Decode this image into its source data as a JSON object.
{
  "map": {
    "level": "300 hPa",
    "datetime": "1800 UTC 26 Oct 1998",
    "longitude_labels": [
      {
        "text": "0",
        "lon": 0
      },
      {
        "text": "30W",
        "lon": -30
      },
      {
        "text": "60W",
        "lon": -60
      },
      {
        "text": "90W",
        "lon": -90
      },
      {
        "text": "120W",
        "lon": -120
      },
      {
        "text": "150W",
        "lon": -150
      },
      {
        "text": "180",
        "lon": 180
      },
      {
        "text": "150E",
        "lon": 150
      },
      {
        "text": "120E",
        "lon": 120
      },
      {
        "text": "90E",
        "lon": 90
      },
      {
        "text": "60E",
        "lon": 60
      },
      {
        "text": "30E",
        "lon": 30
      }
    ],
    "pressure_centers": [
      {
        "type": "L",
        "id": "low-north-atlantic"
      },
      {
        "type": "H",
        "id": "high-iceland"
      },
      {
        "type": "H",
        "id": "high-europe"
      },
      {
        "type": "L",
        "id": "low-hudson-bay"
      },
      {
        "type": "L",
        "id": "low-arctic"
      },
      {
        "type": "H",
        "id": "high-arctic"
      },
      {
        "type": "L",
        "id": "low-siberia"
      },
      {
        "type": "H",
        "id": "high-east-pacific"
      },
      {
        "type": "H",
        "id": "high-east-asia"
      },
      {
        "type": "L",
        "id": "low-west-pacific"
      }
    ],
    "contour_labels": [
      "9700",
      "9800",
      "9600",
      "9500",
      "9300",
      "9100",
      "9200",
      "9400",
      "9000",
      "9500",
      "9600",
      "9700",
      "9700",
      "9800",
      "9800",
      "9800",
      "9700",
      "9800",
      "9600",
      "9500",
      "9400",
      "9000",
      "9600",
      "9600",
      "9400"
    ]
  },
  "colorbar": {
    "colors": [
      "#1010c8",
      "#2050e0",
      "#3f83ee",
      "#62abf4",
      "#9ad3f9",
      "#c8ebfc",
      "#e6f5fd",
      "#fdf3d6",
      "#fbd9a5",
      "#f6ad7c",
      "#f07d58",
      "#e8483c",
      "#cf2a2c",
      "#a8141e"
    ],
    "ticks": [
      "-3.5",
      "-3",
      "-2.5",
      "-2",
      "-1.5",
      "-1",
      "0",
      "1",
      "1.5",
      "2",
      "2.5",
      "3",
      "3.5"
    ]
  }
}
· · · · ·
### What the task asks:
Reproduce the material exactly, with every line intact.

### Finished task:
Decode this image into its source data as a JSON object.
{
  "map": {
    "level": "300 hPa",
    "datetime": "1800 UTC 26 Oct 1998",
    "longitude_labels": [
      {
        "text": "0",
        "lon": 0
      },
      {
        "text": "30W",
        "lon": -30
      },
      {
        "text": "60W",
        "lon": -60
      },
      {
        "text": "90W",
        "lon": -90
      },
      {
        "text": "120W",
        "lon": -120
      },
      {
        "text": "150W",
        "lon": -150
      },
      {
        "text": "180",
        "lon": 180
      },
      {
        "text": "150E",
        "lon": 150
      },
      {
        "text": "120E",
        "lon": 120
      },
      {
        "text": "90E",
        "lon": 90
      },
      {
        "text": "60E",
        "lon": 60
      },
      {
        "text": "30E",
        "lon": 30
      }
    ],
    "pressure_centers": [
      {
        "type": "L",
        "id": "low-north-atlantic"
      },
      {
        "type": "H",
        "id": "high-iceland"
      },
      {
        "type": "H",
        "id": "high-europe"
      },
      {
        "type": "L",
        "id": "low-hudson-bay"
      },
      {
        "type": "L",
        "id": "low-arctic"
      },
      {
        "type": "H",
        "id": "high-arctic"
      },
      {
        "type": "L",
        "id": "low-siberia"
      },
      {
        "type": "H",
        "id": "high-east-pacific"
      },
      {
        "type": "H",
        "id": "high-east-asia"
      },
      {
        "type": "L",
        "id": "low-west-pacific"
      }
    ],
    "contour_labels": [
      "9700",
      "9800",
      "9600",
      "9500",
      "9300",
      "9100",
      "9200",
      "9400",
      "9000",
      "9500",
      "9600",
      "9700",
      "9700",
      "9800",
      "9800",
      "9800",
      "9700",
      "9800",
      "9600",
      "9500",
      "9400",
      "9000",
      "9600",
      "9600",
      "9400"
    ]
  },
  "colorbar": {
    "colors": [
      "#1010c8",
      "#2050e0",
      "#3f83ee",
      "#62abf4",
      "#9ad3f9",
      "#c8ebfc",
      "#e6f5fd",
      "#fdf3d6",
      "#fbd9a5",
      "#f6ad7c",
      "#f07d58",
      "#e8483c",
      "#cf2a2c",
      "#a8141e"
    ],
    "ticks": [
      "-3.5",
      "-3",
      "-2.5",
      "-2",
      "-1.5",
      "-1",
      "0",
      "1",
      "1.5",
      "2",
      "2.5",
      "3",
      "3.5"
    ]
  }
}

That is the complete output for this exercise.